* [Do this]:
Write out each line exactly as it stands, please.

* [Listed records]:
------------------------------------

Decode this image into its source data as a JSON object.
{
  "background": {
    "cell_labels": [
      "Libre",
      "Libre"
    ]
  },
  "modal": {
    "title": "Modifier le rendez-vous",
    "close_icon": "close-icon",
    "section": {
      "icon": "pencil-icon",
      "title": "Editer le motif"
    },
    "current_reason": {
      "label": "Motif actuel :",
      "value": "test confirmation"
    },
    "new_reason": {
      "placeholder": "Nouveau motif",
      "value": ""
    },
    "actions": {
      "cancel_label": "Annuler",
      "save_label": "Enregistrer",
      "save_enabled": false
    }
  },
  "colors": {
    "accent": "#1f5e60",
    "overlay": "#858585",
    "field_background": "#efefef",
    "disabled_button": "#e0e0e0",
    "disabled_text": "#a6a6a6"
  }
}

------------------------------------

* [Answer to the task]:
Decode this image into its source data as a JSON object.
{
  "background": {
    "cell_labels": [
      "Libre",
      "Libre"
    ]
  },
  "modal": {
    "title": "Modifier le rendez-vous",
    "close_icon": "close-icon",
    "section": {
      "icon": "pencil-icon",
      "title": "Editer le motif"
    },
    "current_reason": {
      "label": "Motif actuel :",
      "value": "test confirmation"
    },
    "new_reason": {
      "placeholder": "Nouveau motif",
      "value": ""
    },
    "actions": {
      "cancel_label": "Annuler",
      "save_label": "Enregistrer",
      "save_enabled": false
    }
  },
  "colors": {
    "accent": "#1f5e60",
    "overlay": "#858585",
    "field_background": "#efefef",
    "disabled_button": "#e0e0e0",
    "disabled_text": "#a6a6a6"
  }
}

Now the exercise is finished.